Rows from a figure dataset
·····

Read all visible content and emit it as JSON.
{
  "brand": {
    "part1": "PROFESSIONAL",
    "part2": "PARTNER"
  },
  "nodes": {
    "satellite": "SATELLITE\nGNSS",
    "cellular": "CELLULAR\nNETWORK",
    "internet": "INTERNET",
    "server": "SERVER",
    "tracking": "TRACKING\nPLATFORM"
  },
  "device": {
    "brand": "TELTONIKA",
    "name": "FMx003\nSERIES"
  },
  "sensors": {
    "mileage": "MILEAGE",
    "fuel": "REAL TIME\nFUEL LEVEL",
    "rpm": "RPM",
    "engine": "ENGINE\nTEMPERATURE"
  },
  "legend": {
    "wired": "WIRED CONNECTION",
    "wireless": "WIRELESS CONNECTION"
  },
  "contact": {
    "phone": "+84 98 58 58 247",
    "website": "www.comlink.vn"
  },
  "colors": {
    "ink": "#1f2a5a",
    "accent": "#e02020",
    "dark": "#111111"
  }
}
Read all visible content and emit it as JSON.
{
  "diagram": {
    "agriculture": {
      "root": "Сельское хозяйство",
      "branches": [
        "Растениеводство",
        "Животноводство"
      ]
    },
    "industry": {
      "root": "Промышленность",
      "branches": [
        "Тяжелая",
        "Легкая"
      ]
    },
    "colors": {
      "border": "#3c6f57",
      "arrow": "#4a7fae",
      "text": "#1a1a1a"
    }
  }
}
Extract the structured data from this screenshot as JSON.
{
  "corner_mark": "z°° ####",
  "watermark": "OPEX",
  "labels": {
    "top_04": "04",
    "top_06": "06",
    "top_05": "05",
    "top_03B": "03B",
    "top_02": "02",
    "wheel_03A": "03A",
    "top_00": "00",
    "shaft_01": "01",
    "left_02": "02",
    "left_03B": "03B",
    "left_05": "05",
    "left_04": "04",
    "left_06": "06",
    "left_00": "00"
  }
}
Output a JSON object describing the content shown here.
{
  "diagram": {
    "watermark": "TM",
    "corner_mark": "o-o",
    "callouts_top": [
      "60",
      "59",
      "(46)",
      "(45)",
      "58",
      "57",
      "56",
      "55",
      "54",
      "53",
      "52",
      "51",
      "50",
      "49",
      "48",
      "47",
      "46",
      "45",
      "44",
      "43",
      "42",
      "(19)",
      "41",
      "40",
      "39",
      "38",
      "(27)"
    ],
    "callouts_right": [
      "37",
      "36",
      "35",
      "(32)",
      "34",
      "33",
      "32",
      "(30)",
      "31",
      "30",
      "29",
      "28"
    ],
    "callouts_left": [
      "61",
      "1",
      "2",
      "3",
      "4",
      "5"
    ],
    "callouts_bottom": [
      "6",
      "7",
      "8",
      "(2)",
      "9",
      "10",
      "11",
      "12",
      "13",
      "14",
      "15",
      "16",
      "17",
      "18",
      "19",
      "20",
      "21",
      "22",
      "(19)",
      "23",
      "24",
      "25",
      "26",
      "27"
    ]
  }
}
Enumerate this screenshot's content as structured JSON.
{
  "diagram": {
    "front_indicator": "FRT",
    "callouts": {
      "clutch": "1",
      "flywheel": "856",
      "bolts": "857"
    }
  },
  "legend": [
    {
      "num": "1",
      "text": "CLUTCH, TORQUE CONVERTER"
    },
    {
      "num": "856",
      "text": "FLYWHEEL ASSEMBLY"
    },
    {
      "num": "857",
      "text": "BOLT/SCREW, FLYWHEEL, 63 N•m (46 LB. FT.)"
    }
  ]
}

·····

_Exercise details_: Each entry must be reproduced verbatim.

_Reply_:
Read all visible content and emit it as JSON.
{
  "brand": {
    "part1": "PROFESSIONAL",
    "part2": "PARTNER"
  },
  "nodes": {
    "satellite": "SATELLITE\nGNSS",
    "cellular": "CELLULAR\nNETWORK",
    "internet": "INTERNET",
    "server": "SERVER",
    "tracking": "TRACKING\nPLATFORM"
  },
  "device": {
    "brand": "TELTONIKA",
    "name": "FMx003\nSERIES"
  },
  "sensors": {
    "mileage": "MILEAGE",
    "fuel": "REAL TIME\nFUEL LEVEL",
    "rpm": "RPM",
    "engine": "ENGINE\nTEMPERATURE"
  },
  "legend": {
    "wired": "WIRED CONNECTION",
    "wireless": "WIRELESS CONNECTION"
  },
  "contact": {
    "phone": "+84 98 58 58 247",
    "website": "www.comlink.vn"
  },
  "colors": {
    "ink": "#1f2a5a",
    "accent": "#e02020",
    "dark": "#111111"
  }
}
Read all visible content and emit it as JSON.
{
  "diagram": {
    "agriculture": {
      "root": "Сельское хозяйство",
      "branches": [
        "Растениеводство",
        "Животноводство"
      ]
    },
    "industry": {
      "root": "Промышленность",
      "branches": [
        "Тяжелая",
        "Легкая"
      ]
    },
    "colors": {
      "border": "#3c6f57",
      "arrow": "#4a7fae",
      "text": "#1a1a1a"
    }
  }
}
Extract the structured data from this screenshot as JSON.
{
  "corner_mark": "z°° ####",
  "watermark": "OPEX",
  "labels": {
    "top_04": "04",
    "top_06": "06",
    "top_05": "05",
    "top_03B": "03B",
    "top_02": "02",
    "wheel_03A": "03A",
    "top_00": "00",
    "shaft_01": "01",
    "left_02": "02",
    "left_03B": "03B",
    "left_05": "05",
    "left_04": "04",
    "left_06": "06",
    "left_00": "00"
  }
}
Output a JSON object describing the content shown here.
{
  "diagram": {
    "watermark": "TM",
    "corner_mark": "o-o",
    "callouts_top": [
      "60",
      "59",
      "(46)",
      "(45)",
      "58",
      "57",
      "56",
      "55",
      "54",
      "53",
      "52",
      "51",
      "50",
      "49",
      "48",
      "47",
      "46",
      "45",
      "44",
      "43",
      "42",
      "(19)",
      "41",
      "40",
      "39",
      "38",
      "(27)"
    ],
    "callouts_right": [
      "37",
      "36",
      "35",
      "(32)",
      "34",
      "33",
      "32",
      "(30)",
      "31",
      "30",
      "29",
      "28"
    ],
    "callouts_left": [
      "61",
      "1",
      "2",
      "3",
      "4",
      "5"
    ],
    "callouts_bottom": [
      "6",
      "7",
      "8",
      "(2)",
      "9",
      "10",
      "11",
      "12",
      "13",
      "14",
      "15",
      "16",
      "17",
      "18",
      "19",
      "20",
      "21",
      "22",
      "(19)",
      "23",
      "24",
      "25",
      "26",
      "27"
    ]
  }
}
Enumerate this screenshot's content as structured JSON.
{
  "diagram": {
    "front_indicator": "FRT",
    "callouts": {
      "clutch": "1",
      "flywheel": "856",
      "bolts": "857"
    }
  },
  "legend": [
    {
      "num": "1",
      "text": "CLUTCH, TORQUE CONVERTER"
    },
    {
      "num": "856",
      "text": "FLYWHEEL ASSEMBLY"
    },
    {
      "num": "857",
      "text": "BOLT/SCREW, FLYWHEEL, 63 N•m (46 LB. FT.)"
    }
  ]
}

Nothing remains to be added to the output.